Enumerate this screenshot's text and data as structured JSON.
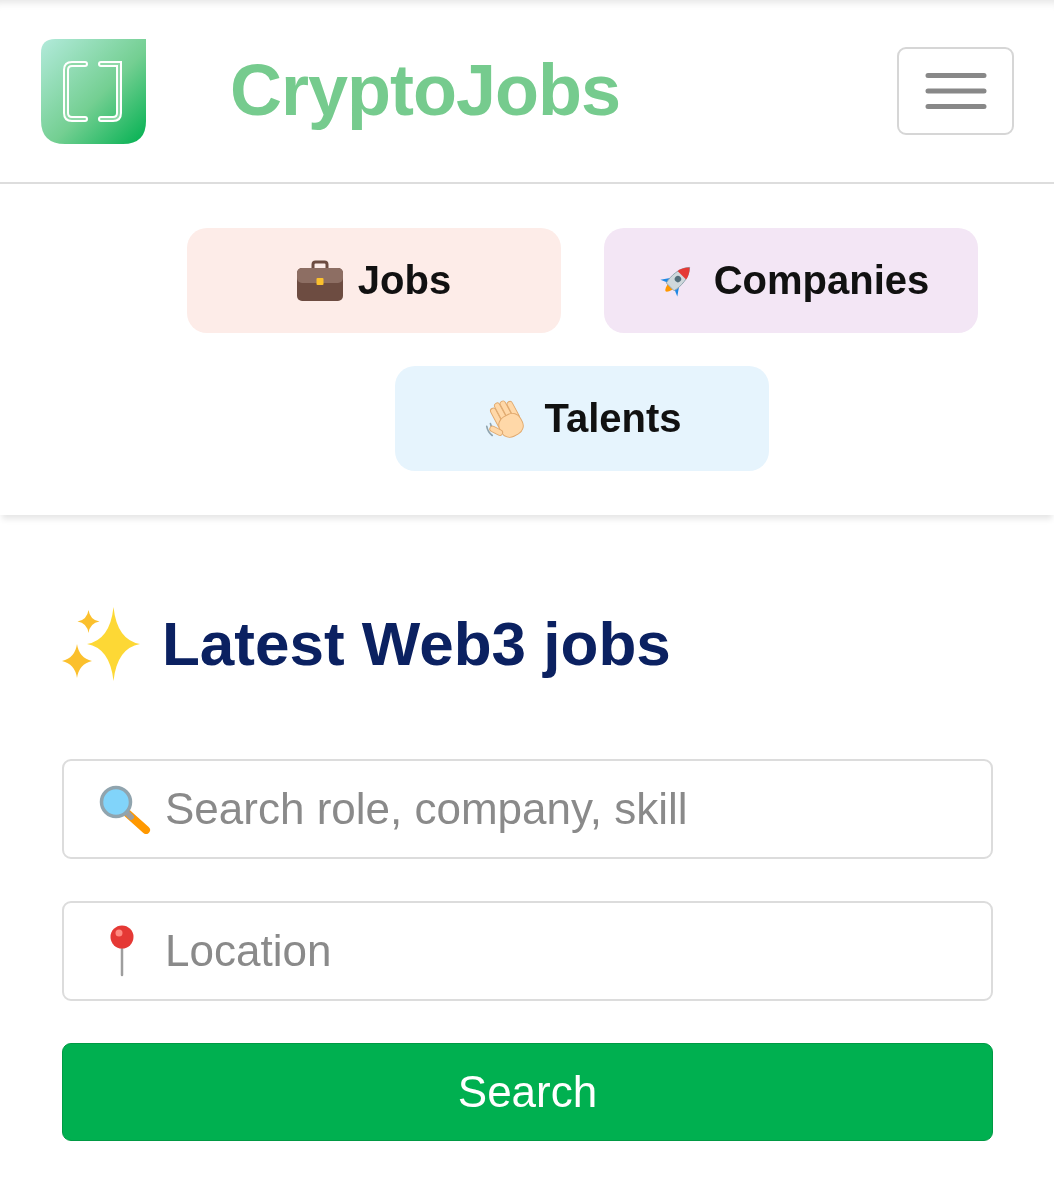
{
  "header": {
    "brand": "CryptoJobs"
  },
  "nav": [
    {
      "label": "Jobs",
      "color": "#fdece8"
    },
    {
      "label": "Companies",
      "color": "#f3e6f5"
    },
    {
      "label": "Talents",
      "color": "#e6f4fd"
    }
  ],
  "main": {
    "title": "Latest Web3 jobs",
    "fields": [
      {
        "placeholder": "Search role, company, skill"
      },
      {
        "placeholder": "Location"
      }
    ],
    "button": "Search"
  }
}
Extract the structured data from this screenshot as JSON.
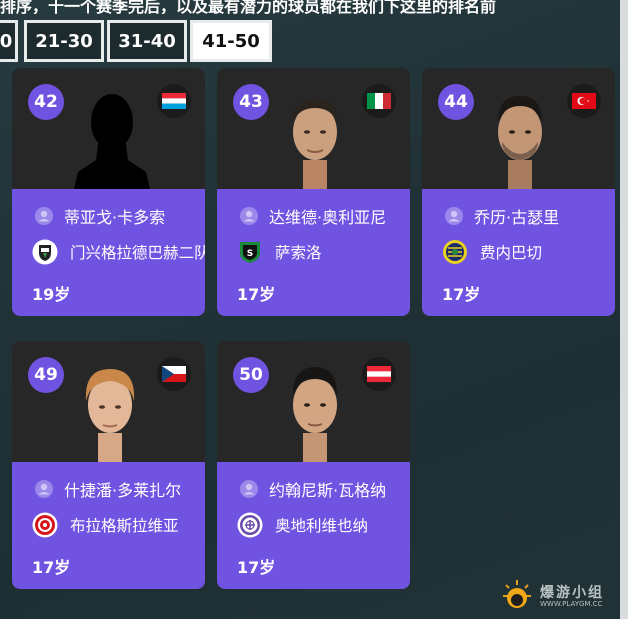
{
  "header": {
    "title_partial": "排序，十一个赛季完后，以及最有潜力的球员都在我们下这里的排名前"
  },
  "tabs": [
    {
      "label": "0",
      "active": false
    },
    {
      "label": "21-30",
      "active": false
    },
    {
      "label": "31-40",
      "active": false
    },
    {
      "label": "41-50",
      "active": true
    }
  ],
  "players": [
    {
      "rank": "42",
      "name": "蒂亚戈·卡多索",
      "club": "门兴格拉德巴赫二队",
      "age": "19岁",
      "flag": "luxembourg-flag",
      "club_icon": "gladbach-crest-icon",
      "portrait": "silhouette-portrait"
    },
    {
      "rank": "43",
      "name": "达维德·奥利亚尼",
      "club": "萨索洛",
      "age": "17岁",
      "flag": "italy-flag",
      "club_icon": "sassuolo-crest-icon",
      "portrait": "player-portrait"
    },
    {
      "rank": "44",
      "name": "乔历·古瑟里",
      "club": "费内巴切",
      "age": "17岁",
      "flag": "turkey-flag",
      "club_icon": "fenerbahce-crest-icon",
      "portrait": "player-portrait"
    },
    {
      "rank": "49",
      "name": "什捷潘·多莱扎尔",
      "club": "布拉格斯拉维亚",
      "age": "17岁",
      "flag": "czech-flag",
      "club_icon": "slavia-crest-icon",
      "portrait": "player-portrait"
    },
    {
      "rank": "50",
      "name": "约翰尼斯·瓦格纳",
      "club": "奥地利维也纳",
      "age": "17岁",
      "flag": "austria-flag",
      "club_icon": "austria-wien-crest-icon",
      "portrait": "player-portrait"
    }
  ],
  "watermark": {
    "main": "爆游小组",
    "sub": "WWW.PLAYGM.CC"
  },
  "colors": {
    "background": "#223438",
    "card_top": "#272727",
    "card_bottom": "#7153e2",
    "badge": "#7153e2",
    "tab_active_bg": "#ffffff",
    "tab_bg": "#1d2b2f"
  }
}
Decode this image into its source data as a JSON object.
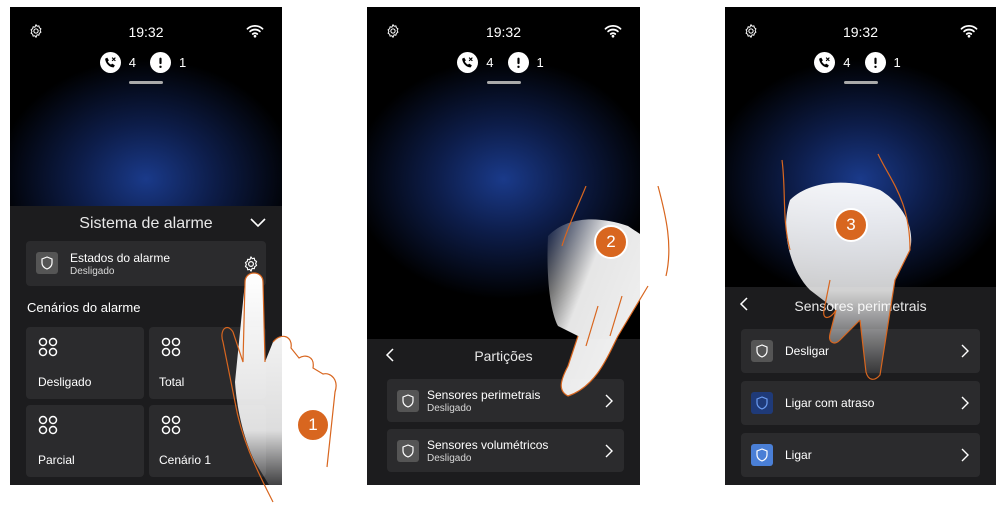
{
  "status": {
    "time": "19:32",
    "missed_calls": "4",
    "alerts": "1"
  },
  "screen1": {
    "panel_title": "Sistema de alarme",
    "state_card": {
      "title": "Estados do alarme",
      "subtitle": "Desligado"
    },
    "section_label": "Cenários do alarme",
    "scenarios": [
      {
        "label": "Desligado"
      },
      {
        "label": "Total"
      },
      {
        "label": "Parcial"
      },
      {
        "label": "Cenário 1"
      }
    ],
    "step": "1"
  },
  "screen2": {
    "panel_title": "Partições",
    "items": [
      {
        "title": "Sensores perimetrais",
        "subtitle": "Desligado"
      },
      {
        "title": "Sensores volumétricos",
        "subtitle": "Desligado"
      }
    ],
    "step": "2"
  },
  "screen3": {
    "panel_title": "Sensores perimetrais",
    "items": [
      {
        "label": "Desligar",
        "icon_color": "#555555"
      },
      {
        "label": "Ligar com atraso",
        "icon_color": "#1f3a78"
      },
      {
        "label": "Ligar",
        "icon_color": "#4a7fd6"
      }
    ],
    "step": "3"
  },
  "colors": {
    "step_badge": "#d8661f",
    "hand_outline": "#d8661f",
    "panel_bg": "#1c1c1e"
  },
  "icons": [
    "settings-gear-icon",
    "wifi-icon",
    "missed-call-icon",
    "alert-icon",
    "shield-icon",
    "chevron-right-icon",
    "chevron-left-icon",
    "chevron-down-icon",
    "scenario-icon"
  ]
}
++++
What is required: Each line with the string "JSON" in it needs to be found and copied.

Output for this task:
Enumerate this screenshot's text and data as structured JSON.
Extract the structured data from this screenshot as JSON.
Decode this image into its source data as a JSON object.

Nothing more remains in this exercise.